■ **Listed records**:
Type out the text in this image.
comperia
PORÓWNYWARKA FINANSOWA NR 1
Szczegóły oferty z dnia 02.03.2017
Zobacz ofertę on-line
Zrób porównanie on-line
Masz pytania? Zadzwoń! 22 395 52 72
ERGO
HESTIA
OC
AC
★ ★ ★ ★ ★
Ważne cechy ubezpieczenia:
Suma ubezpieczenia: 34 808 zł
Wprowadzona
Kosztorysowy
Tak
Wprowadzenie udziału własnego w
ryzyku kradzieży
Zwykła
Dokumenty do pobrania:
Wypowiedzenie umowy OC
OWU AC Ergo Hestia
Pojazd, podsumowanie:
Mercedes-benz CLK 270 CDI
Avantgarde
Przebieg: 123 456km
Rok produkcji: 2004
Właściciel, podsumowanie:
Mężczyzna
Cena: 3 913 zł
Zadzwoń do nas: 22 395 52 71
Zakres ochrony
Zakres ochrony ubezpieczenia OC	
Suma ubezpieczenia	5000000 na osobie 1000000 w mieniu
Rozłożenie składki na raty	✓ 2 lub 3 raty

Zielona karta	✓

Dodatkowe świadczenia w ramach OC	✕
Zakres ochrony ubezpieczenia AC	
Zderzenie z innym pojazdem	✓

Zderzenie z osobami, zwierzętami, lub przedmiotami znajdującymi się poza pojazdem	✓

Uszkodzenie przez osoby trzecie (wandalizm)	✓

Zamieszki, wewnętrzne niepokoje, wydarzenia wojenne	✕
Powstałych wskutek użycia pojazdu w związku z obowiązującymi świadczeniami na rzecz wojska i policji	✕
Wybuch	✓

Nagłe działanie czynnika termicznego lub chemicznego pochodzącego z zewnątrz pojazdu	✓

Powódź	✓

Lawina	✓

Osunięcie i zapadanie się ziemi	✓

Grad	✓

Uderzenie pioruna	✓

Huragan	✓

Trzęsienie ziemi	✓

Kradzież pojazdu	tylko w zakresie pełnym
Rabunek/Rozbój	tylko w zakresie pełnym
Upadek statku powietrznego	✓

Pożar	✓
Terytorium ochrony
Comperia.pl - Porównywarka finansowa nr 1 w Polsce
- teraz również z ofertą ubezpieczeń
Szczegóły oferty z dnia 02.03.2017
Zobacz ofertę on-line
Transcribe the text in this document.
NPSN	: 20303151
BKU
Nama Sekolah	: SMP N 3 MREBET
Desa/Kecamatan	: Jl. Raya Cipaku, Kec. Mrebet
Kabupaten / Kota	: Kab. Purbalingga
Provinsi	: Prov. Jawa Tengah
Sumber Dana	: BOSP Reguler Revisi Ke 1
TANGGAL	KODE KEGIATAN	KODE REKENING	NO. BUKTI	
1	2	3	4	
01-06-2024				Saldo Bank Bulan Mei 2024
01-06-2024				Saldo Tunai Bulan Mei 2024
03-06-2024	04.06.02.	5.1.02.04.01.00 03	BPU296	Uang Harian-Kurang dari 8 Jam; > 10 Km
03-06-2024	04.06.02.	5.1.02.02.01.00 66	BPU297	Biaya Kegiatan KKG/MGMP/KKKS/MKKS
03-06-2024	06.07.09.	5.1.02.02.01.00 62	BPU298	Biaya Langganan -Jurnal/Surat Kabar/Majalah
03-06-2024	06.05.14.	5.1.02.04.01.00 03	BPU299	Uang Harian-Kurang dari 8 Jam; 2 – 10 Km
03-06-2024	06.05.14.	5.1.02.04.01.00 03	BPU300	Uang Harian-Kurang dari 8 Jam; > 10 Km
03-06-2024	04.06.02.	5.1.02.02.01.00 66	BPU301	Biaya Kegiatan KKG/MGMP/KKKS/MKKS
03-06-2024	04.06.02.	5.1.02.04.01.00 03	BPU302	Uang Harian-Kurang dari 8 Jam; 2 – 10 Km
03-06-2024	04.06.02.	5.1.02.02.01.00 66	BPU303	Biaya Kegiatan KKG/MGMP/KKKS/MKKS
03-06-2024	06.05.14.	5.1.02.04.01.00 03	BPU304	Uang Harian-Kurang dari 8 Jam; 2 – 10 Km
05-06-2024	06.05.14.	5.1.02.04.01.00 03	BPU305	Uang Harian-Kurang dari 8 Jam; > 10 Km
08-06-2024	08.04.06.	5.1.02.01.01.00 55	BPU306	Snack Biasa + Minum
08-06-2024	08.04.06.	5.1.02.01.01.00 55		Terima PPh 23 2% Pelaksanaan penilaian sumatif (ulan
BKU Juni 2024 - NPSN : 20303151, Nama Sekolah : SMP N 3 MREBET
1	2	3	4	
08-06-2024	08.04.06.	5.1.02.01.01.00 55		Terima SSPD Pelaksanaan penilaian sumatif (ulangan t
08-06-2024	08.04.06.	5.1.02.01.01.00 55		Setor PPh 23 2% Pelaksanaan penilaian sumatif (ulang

■ **Problem description**:
Take every line containing the word "pojazdem" and copy it.

■ **Final result**:
Zderzenie z innym pojazdem	✓
Zderzenie z osobami, zwierzętami, lub przedmiotami znajdującymi się poza pojazdem	✓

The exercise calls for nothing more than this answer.